WHAT TO WORK ON = Take the material below and retype it in full; pictures are left out.
[START DATA SECTION]
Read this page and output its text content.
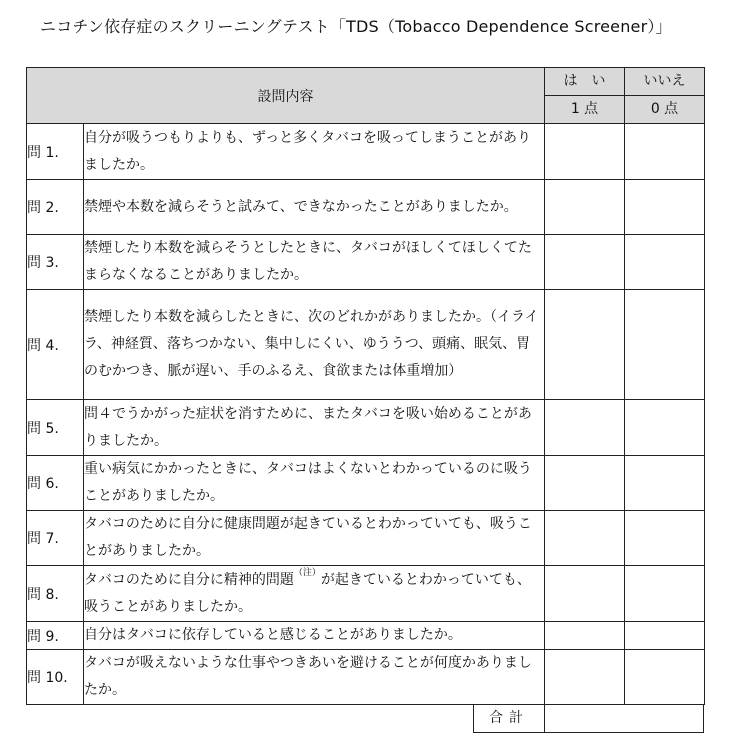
ニコチン依存症のスクリーニングテスト「TDS（Tobacco Dependence Screener）」
設問内容		は　い	いいえ

		1 点	0 点

問 1.	自分が吸うつもりよりも、ずっと多くタバコを吸ってしまうことがありましたか。		
問 2.	禁煙や本数を減らそうと試みて、できなかったことがありましたか。		
問 3.	禁煙したり本数を減らそうとしたときに、タバコがほしくてほしくてたまらなくなることがありましたか。		
問 4.	禁煙したり本数を減らしたときに、次のどれかがありましたか。（イライラ、神経質、落ちつかない、集中しにくい、ゆううつ、頭痛、眠気、胃のむかつき、脈が遅い、手のふるえ、食欲または体重増加）		
問 5.	問４でうかがった症状を消すために、またタバコを吸い始めることがありましたか。		
問 6.	重い病気にかかったときに、タバコはよくないとわかっているのに吸うことがありましたか。		
問 7.	タバコのために自分に健康問題が起きているとわかっていても、吸うことがありましたか。		
問 8.	タバコのために自分に精神的問題$^{(注)}$が起きているとわかっていても、吸うことがありましたか。		
問 9.	自分はタバコに依存していると感じることがありましたか。		
問 10.	タバコが吸えないような仕事やつきあいを避けることが何度かありましたか。		
合計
[END DATA SECTION]
CORRECT RESPONSE =
Read this page and output its text content.
ニコチン依存症のスクリーニングテスト「TDS（Tobacco Dependence Screener）」
設問内容		は　い	いいえ

		1 点	0 点

問 1.	自分が吸うつもりよりも、ずっと多くタバコを吸ってしまうことがありましたか。		
問 2.	禁煙や本数を減らそうと試みて、できなかったことがありましたか。		
問 3.	禁煙したり本数を減らそうとしたときに、タバコがほしくてほしくてたまらなくなることがありましたか。		
問 4.	禁煙したり本数を減らしたときに、次のどれかがありましたか。（イライラ、神経質、落ちつかない、集中しにくい、ゆううつ、頭痛、眠気、胃のむかつき、脈が遅い、手のふるえ、食欲または体重増加）		
問 5.	問４でうかがった症状を消すために、またタバコを吸い始めることがありましたか。		
問 6.	重い病気にかかったときに、タバコはよくないとわかっているのに吸うことがありましたか。		
問 7.	タバコのために自分に健康問題が起きているとわかっていても、吸うことがありましたか。		
問 8.	タバコのために自分に精神的問題$^{(注)}$が起きているとわかっていても、吸うことがありましたか。		
問 9.	自分はタバコに依存していると感じることがありましたか。		
問 10.	タバコが吸えないような仕事やつきあいを避けることが何度かありましたか。		
合計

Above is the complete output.